• YOUR INSTRUCTIONS
Would it be possible to write out each entry below exactly, without the pictures?

(Data items)
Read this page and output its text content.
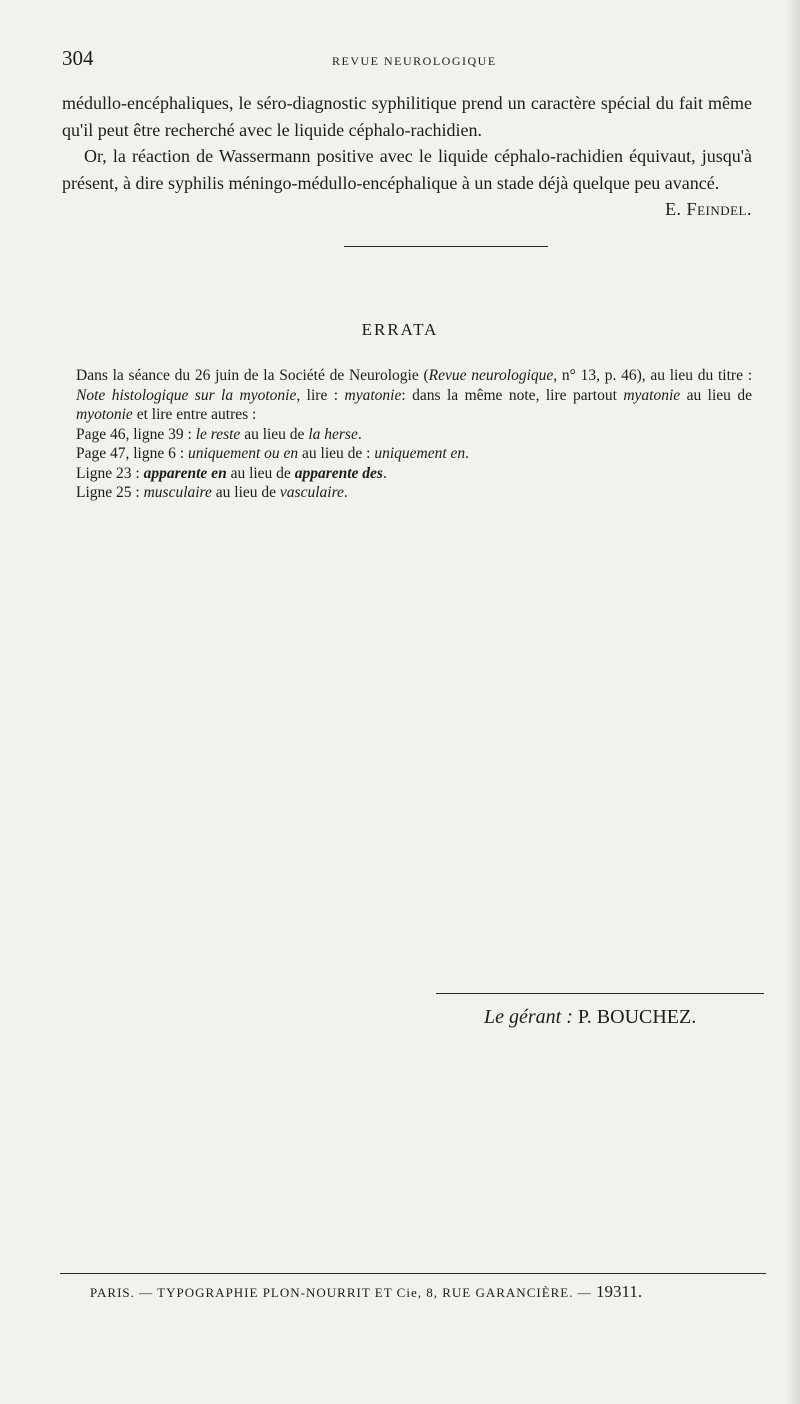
304	REVUE NEUROLOGIQUE

médullo-encéphaliques, le séro-diagnostic syphilitique prend un caractère spécial du fait même qu'il peut être recherché avec le liquide céphalo-rachidien.

Or, la réaction de Wassermann positive avec le liquide céphalo-rachidien équivaut, jusqu'à présent, à dire syphilis méningo-médullo-encéphalique à un stade déjà quelque peu avancé.
E. Feindel.

ERRATA

Dans la séance du 26 juin de la Société de Neurologie (Revue neurologique, n° 13, p. 46), au lieu du titre : Note histologique sur la myotonie, lire : myatonie: dans la même note, lire partout myatonie au lieu de myotonie et lire entre autres :

Page 46, ligne 39 : le reste au lieu de la herse.

Page 47, ligne 6 : uniquement ou en au lieu de : uniquement en.

Ligne 23 : apparente en au lieu de apparente des.

Ligne 25 : musculaire au lieu de vasculaire.

Le gérant : P. BOUCHEZ.
PARIS. — TYPOGRAPHIE PLON-NOURRIT ET Cie, 8, RUE GARANCIÈRE. — 19311.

• REPLY
Read this page and output its text content.
304	REVUE NEUROLOGIQUE

médullo-encéphaliques, le séro-diagnostic syphilitique prend un caractère spécial du fait même qu'il peut être recherché avec le liquide céphalo-rachidien.

Or, la réaction de Wassermann positive avec le liquide céphalo-rachidien équivaut, jusqu'à présent, à dire syphilis méningo-médullo-encéphalique à un stade déjà quelque peu avancé.
E. Feindel.

ERRATA

Dans la séance du 26 juin de la Société de Neurologie (Revue neurologique, n° 13, p. 46), au lieu du titre : Note histologique sur la myotonie, lire : myatonie: dans la même note, lire partout myatonie au lieu de myotonie et lire entre autres :

Page 46, ligne 39 : le reste au lieu de la herse.

Page 47, ligne 6 : uniquement ou en au lieu de : uniquement en.

Ligne 23 : apparente en au lieu de apparente des.

Ligne 25 : musculaire au lieu de vasculaire.

Le gérant : P. BOUCHEZ.
PARIS. — TYPOGRAPHIE PLON-NOURRIT ET Cie, 8, RUE GARANCIÈRE. — 19311.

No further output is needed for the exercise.